Enunciado da tarefa —
Responda às perguntas a seguir com base no excerto sobre a Lei Maria da Penha.
1. Que inciso o art. 42 da Lei acrescenta ao art. 313 do Código de Processo Penal?
2. Segundo a pesquisa do Senado Federal, que percentual das mulheres inquiridas já tinha sido violentada quatro ou mais vezes?
3. Em que ano o IBOPE realizou a pesquisa citada no excerto?

─── Excerto fornecido

Pois bem, não vemos incompatibilidade entre a nova possibilidade de prisão cautelar para assegurar o cumprimento e efetividade das medidas de proteção descritas na Lei Maria da Penha e a sistemática legal e constitucional da prisão ante tempus.

Veja-se a redação do art. 42 da citada Lei:

Art. 42. O art. 313 do Decreto-Lei nº 3.689, de 3 de outubro de 1941 (Código de Processo Penal), passa a vigorar acrescido do seguinte inciso IV:

"Art. 313.... . .............................................

................................................................

IV - se o crime envolver violência doméstica e familiar contra a mulher, nos termos da lei específica, para garantir a execução das medidas protetivas de urgência." (NR)

Decorre da subordinação do teor das partes do artigo ao contido em sua cabeça, como impõe o art. 10 da Lei Complementar 95/98, que nos crimes dolosos punidos com detenção, como, v.g., a lesão corporal leve perpetrada em situação de violência doméstica – hipótese estatisticamente mais relevante – a sistemática infraconstitucional foi adaptada às pertinentes críticas da doutrina quanto à impropriedade das medidas despenalizadoras da Lei 9.099/95 no caso [19], e que o rito ainda teria aplicação, haja vista a celeridade que propicia, sem prejuízo da correção da prestação jurisdicional e da garantia constitucional ampla defesa.

Apesar de aviltante e comprometedora da integridade deste caro ser que é a mulher (mãe, esposa, irmã etc.), a realidade da violência doméstica, apesar dos diversos Tratados e Convenções Internacionais ratificadas pelo Brasil, somente em tempos recentes tem merecido atenção.


(D) A evolução legal do tema revela, com o devido respeito, certo descompromisso e assistematicidade legislativa: (i) primeiramente a pena mínima cominada foi aumentada, o que foi desinfluente, pois continuava a incidir a Lei 9.099/95 e a malsinada pena de pagamento de cesta-básica que, além de não servir como prevenção, seja geral ou especial, incentivava o desrespeito, haja vista a impunidade decorrente do tratamento da questão como infração de menor potencial ofensivo [20]; (ii) a Lei 11.340/06 afasta, de modo ambíguo e questionável em certos aspectos a aplicação da Lei 9.099/95 [21].

Pesquisa realizada pelo Senado Federal [22] transparece a violência doméstica como agir tradicional que tem como âmbito comum a família, e que não é incomum a reiterada prática dessa modalidade de desrespeito – a pesquisa revelou que 50% das mulheres inquiridas já tinham sido violentadas por 04 ou mais vezes.

Há mais.

Outra pesquisa, dessa vez realizada pelo IBOPE neste ano de 2006, estarrece ao constatar que "Em cada quatro entrevistados, três consideram que as penas aplicadas nos casos de violência contra a mulher são irrelevantes e que a justiça trata este drama vivido pelas mulheres como um assunto pouco importante" [23].

──────
─── Registros

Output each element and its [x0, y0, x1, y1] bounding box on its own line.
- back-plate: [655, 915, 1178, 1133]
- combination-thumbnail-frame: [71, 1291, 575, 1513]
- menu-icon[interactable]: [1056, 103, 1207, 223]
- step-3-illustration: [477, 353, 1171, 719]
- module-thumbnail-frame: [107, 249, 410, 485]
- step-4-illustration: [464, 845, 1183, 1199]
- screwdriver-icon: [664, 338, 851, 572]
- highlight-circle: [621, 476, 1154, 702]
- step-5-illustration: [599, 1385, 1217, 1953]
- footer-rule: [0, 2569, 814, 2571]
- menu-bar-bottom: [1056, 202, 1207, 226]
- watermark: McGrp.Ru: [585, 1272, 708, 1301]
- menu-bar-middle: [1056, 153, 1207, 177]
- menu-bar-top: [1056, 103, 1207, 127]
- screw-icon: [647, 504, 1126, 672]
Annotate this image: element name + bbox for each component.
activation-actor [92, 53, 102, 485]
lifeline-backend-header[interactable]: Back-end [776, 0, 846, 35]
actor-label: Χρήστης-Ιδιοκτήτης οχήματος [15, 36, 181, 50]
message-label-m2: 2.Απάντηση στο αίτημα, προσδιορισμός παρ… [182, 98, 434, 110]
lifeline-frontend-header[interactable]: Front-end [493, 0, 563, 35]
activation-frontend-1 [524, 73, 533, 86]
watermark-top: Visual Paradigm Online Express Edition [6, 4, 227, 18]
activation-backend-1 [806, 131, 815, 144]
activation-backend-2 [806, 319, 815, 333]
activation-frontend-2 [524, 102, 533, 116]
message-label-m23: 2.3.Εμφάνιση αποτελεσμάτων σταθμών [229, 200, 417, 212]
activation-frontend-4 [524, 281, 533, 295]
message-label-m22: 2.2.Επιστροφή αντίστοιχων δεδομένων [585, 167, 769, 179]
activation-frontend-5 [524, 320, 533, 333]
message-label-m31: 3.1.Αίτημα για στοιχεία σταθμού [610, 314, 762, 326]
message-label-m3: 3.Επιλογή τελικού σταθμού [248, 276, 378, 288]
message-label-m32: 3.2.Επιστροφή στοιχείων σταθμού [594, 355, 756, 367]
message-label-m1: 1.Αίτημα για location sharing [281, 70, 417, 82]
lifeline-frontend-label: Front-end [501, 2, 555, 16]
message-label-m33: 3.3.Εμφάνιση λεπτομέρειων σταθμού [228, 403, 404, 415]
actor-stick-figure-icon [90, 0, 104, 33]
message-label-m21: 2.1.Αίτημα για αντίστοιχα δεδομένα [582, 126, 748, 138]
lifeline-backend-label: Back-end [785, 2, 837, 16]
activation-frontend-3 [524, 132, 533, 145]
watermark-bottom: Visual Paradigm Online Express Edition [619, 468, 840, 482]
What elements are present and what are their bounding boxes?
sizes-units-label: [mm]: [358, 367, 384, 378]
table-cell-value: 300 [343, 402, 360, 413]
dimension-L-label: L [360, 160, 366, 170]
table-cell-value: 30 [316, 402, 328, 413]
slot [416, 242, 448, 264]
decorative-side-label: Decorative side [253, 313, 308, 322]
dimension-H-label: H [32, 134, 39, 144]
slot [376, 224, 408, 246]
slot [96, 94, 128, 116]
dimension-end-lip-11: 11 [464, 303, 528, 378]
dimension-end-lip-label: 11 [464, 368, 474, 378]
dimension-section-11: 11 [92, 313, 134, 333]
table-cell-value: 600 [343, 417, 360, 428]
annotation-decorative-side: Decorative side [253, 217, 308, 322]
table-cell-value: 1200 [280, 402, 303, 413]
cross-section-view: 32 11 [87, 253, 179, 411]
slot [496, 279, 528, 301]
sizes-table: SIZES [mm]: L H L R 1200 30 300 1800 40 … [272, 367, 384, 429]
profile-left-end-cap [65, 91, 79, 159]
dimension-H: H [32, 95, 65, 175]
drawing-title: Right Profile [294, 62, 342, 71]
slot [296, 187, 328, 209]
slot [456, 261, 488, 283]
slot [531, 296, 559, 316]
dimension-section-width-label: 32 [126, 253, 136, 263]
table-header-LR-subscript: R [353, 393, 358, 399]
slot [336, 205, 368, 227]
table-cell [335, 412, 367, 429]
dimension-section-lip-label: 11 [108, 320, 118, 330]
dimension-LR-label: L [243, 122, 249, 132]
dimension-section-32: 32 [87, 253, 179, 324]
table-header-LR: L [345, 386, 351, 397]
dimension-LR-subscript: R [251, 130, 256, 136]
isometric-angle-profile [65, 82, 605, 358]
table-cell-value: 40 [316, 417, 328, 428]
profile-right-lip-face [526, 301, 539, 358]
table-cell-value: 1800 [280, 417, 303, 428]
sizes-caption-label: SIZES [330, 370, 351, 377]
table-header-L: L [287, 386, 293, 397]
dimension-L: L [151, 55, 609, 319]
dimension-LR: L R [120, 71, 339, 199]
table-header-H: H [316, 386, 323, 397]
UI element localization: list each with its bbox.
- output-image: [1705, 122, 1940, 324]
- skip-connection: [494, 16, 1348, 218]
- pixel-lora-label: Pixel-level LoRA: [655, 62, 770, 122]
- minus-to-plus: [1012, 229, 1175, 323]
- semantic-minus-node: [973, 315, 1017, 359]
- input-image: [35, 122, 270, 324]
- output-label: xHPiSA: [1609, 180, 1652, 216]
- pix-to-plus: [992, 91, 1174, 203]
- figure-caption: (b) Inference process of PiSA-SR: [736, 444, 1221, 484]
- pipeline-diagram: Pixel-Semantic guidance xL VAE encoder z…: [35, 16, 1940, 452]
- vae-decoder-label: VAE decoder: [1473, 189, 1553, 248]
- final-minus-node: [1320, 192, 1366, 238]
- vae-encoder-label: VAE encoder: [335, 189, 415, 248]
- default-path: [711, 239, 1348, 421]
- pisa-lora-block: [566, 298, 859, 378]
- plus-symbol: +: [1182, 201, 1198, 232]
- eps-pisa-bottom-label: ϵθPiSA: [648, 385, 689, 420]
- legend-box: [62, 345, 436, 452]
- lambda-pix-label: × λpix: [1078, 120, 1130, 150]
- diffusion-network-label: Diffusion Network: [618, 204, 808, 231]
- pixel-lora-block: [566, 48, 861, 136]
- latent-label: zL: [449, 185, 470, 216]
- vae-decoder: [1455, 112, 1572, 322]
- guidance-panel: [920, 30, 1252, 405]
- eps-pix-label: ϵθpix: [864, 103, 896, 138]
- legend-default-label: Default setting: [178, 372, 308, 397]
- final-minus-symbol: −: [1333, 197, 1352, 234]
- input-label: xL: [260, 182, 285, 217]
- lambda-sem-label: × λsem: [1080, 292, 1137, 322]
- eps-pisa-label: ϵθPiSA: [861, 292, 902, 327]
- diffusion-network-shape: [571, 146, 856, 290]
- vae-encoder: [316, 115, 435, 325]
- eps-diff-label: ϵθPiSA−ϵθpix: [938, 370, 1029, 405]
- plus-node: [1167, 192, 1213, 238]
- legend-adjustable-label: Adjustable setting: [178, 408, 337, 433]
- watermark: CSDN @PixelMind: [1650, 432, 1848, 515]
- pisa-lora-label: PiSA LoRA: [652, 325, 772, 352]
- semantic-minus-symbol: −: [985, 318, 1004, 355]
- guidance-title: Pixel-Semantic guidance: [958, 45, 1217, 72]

──────

Resolução do exercício —
1. O inciso IV.
2. 50%.
3. Em 2006.